- _Short exercise_
Write out all the data again, exactly as it stands.

- _Task input_

* start *

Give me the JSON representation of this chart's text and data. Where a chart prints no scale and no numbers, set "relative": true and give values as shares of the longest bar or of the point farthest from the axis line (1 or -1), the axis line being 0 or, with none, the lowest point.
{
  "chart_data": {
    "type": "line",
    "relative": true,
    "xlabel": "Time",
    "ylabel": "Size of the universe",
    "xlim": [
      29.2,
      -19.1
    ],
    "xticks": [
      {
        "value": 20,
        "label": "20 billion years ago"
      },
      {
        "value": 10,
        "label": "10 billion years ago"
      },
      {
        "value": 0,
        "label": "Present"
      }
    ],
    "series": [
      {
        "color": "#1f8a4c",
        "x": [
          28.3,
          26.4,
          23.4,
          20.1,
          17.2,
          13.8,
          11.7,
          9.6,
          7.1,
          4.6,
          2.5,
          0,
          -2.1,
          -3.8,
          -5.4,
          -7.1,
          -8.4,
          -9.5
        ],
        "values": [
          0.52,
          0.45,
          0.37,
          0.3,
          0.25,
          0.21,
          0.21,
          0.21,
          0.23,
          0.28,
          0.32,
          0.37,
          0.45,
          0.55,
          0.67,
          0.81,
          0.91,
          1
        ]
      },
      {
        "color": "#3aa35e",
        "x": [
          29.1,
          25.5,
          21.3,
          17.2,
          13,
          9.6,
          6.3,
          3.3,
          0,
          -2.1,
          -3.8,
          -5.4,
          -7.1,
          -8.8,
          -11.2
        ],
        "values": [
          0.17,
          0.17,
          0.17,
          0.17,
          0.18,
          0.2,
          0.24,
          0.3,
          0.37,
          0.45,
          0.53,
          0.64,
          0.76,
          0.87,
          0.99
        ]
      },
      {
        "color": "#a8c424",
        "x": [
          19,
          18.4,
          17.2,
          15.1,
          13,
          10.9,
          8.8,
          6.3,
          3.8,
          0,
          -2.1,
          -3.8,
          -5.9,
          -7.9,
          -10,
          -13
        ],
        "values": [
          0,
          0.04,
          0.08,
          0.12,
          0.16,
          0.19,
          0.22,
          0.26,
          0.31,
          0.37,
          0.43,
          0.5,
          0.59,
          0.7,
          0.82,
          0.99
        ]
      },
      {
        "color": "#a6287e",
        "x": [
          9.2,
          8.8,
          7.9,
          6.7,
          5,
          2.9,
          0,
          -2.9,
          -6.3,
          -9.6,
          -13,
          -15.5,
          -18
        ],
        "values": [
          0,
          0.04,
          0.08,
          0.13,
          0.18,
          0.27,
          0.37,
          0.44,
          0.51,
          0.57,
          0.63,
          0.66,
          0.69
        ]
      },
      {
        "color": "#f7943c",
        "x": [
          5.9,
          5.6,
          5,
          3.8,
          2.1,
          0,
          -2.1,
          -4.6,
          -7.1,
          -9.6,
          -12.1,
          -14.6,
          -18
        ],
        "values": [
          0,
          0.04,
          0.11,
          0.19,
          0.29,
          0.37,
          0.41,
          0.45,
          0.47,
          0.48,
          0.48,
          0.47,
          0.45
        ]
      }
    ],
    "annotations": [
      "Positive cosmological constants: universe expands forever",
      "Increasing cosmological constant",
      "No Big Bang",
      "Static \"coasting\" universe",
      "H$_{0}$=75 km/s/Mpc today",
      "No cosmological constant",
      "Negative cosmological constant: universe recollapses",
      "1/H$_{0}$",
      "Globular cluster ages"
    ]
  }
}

* end *

- _Result_
Give me the JSON representation of this chart's text and data. Where a chart prints no scale and no numbers, set "relative": true and give values as shares of the longest bar or of the point farthest from the axis line (1 or -1), the axis line being 0 or, with none, the lowest point.
{
  "chart_data": {
    "type": "line",
    "relative": true,
    "xlabel": "Time",
    "ylabel": "Size of the universe",
    "xlim": [
      29.2,
      -19.1
    ],
    "xticks": [
      {
        "value": 20,
        "label": "20 billion years ago"
      },
      {
        "value": 10,
        "label": "10 billion years ago"
      },
      {
        "value": 0,
        "label": "Present"
      }
    ],
    "series": [
      {
        "color": "#1f8a4c",
        "x": [
          28.3,
          26.4,
          23.4,
          20.1,
          17.2,
          13.8,
          11.7,
          9.6,
          7.1,
          4.6,
          2.5,
          0,
          -2.1,
          -3.8,
          -5.4,
          -7.1,
          -8.4,
          -9.5
        ],
        "values": [
          0.52,
          0.45,
          0.37,
          0.3,
          0.25,
          0.21,
          0.21,
          0.21,
          0.23,
          0.28,
          0.32,
          0.37,
          0.45,
          0.55,
          0.67,
          0.81,
          0.91,
          1
        ]
      },
      {
        "color": "#3aa35e",
        "x": [
          29.1,
          25.5,
          21.3,
          17.2,
          13,
          9.6,
          6.3,
          3.3,
          0,
          -2.1,
          -3.8,
          -5.4,
          -7.1,
          -8.8,
          -11.2
        ],
        "values": [
          0.17,
          0.17,
          0.17,
          0.17,
          0.18,
          0.2,
          0.24,
          0.3,
          0.37,
          0.45,
          0.53,
          0.64,
          0.76,
          0.87,
          0.99
        ]
      },
      {
        "color": "#a8c424",
        "x": [
          19,
          18.4,
          17.2,
          15.1,
          13,
          10.9,
          8.8,
          6.3,
          3.8,
          0,
          -2.1,
          -3.8,
          -5.9,
          -7.9,
          -10,
          -13
        ],
        "values": [
          0,
          0.04,
          0.08,
          0.12,
          0.16,
          0.19,
          0.22,
          0.26,
          0.31,
          0.37,
          0.43,
          0.5,
          0.59,
          0.7,
          0.82,
          0.99
        ]
      },
      {
        "color": "#a6287e",
        "x": [
          9.2,
          8.8,
          7.9,
          6.7,
          5,
          2.9,
          0,
          -2.9,
          -6.3,
          -9.6,
          -13,
          -15.5,
          -18
        ],
        "values": [
          0,
          0.04,
          0.08,
          0.13,
          0.18,
          0.27,
          0.37,
          0.44,
          0.51,
          0.57,
          0.63,
          0.66,
          0.69
        ]
      },
      {
        "color": "#f7943c",
        "x": [
          5.9,
          5.6,
          5,
          3.8,
          2.1,
          0,
          -2.1,
          -4.6,
          -7.1,
          -9.6,
          -12.1,
          -14.6,
          -18
        ],
        "values": [
          0,
          0.04,
          0.11,
          0.19,
          0.29,
          0.37,
          0.41,
          0.45,
          0.47,
          0.48,
          0.48,
          0.47,
          0.45
        ]
      }
    ],
    "annotations": [
      "Positive cosmological constants: universe expands forever",
      "Increasing cosmological constant",
      "No Big Bang",
      "Static \"coasting\" universe",
      "H$_{0}$=75 km/s/Mpc today",
      "No cosmological constant",
      "Negative cosmological constant: universe recollapses",
      "1/H$_{0}$",
      "Globular cluster ages"
    ]
  }
}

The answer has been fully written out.